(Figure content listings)
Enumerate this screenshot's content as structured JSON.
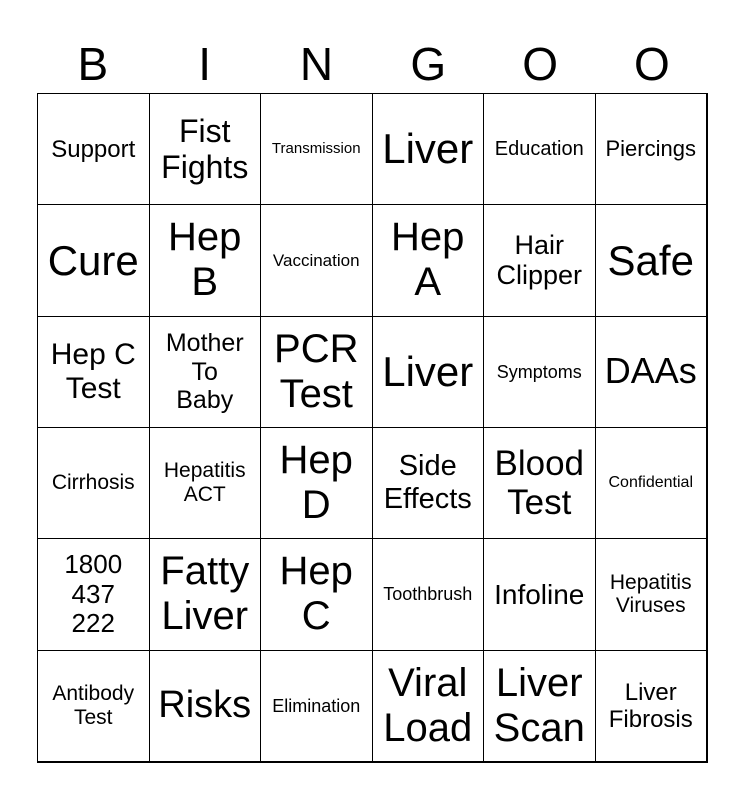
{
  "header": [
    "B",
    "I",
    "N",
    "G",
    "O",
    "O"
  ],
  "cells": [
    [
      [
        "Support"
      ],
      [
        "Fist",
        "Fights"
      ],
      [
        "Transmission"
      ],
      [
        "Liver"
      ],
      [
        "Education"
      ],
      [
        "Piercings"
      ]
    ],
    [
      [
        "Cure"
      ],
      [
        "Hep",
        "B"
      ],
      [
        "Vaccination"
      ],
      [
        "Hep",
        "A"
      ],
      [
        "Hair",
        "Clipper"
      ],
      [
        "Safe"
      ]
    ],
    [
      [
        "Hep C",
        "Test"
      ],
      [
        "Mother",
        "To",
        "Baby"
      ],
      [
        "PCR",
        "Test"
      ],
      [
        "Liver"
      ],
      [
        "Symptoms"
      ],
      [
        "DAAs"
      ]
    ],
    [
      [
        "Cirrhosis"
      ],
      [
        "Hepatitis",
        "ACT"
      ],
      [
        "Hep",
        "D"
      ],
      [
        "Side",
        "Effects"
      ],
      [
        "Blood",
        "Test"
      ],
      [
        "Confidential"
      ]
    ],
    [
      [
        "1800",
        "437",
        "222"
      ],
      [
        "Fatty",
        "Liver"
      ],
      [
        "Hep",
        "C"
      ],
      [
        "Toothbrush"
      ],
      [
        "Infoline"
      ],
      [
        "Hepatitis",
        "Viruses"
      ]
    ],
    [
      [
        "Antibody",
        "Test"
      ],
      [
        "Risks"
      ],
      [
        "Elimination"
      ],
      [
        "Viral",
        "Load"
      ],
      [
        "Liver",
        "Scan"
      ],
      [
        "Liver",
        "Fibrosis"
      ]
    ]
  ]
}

## Assignment
Extract all the entries word for word; omit any pictures.

## Problem solution
Enumerate this screenshot's content as structured JSON.
{
  "header": [
    "B",
    "I",
    "N",
    "G",
    "O",
    "O"
  ],
  "cells": [
    [
      [
        "Support"
      ],
      [
        "Fist",
        "Fights"
      ],
      [
        "Transmission"
      ],
      [
        "Liver"
      ],
      [
        "Education"
      ],
      [
        "Piercings"
      ]
    ],
    [
      [
        "Cure"
      ],
      [
        "Hep",
        "B"
      ],
      [
        "Vaccination"
      ],
      [
        "Hep",
        "A"
      ],
      [
        "Hair",
        "Clipper"
      ],
      [
        "Safe"
      ]
    ],
    [
      [
        "Hep C",
        "Test"
      ],
      [
        "Mother",
        "To",
        "Baby"
      ],
      [
        "PCR",
        "Test"
      ],
      [
        "Liver"
      ],
      [
        "Symptoms"
      ],
      [
        "DAAs"
      ]
    ],
    [
      [
        "Cirrhosis"
      ],
      [
        "Hepatitis",
        "ACT"
      ],
      [
        "Hep",
        "D"
      ],
      [
        "Side",
        "Effects"
      ],
      [
        "Blood",
        "Test"
      ],
      [
        "Confidential"
      ]
    ],
    [
      [
        "1800",
        "437",
        "222"
      ],
      [
        "Fatty",
        "Liver"
      ],
      [
        "Hep",
        "C"
      ],
      [
        "Toothbrush"
      ],
      [
        "Infoline"
      ],
      [
        "Hepatitis",
        "Viruses"
      ]
    ],
    [
      [
        "Antibody",
        "Test"
      ],
      [
        "Risks"
      ],
      [
        "Elimination"
      ],
      [
        "Viral",
        "Load"
      ],
      [
        "Liver",
        "Scan"
      ],
      [
        "Liver",
        "Fibrosis"
      ]
    ]
  ]
}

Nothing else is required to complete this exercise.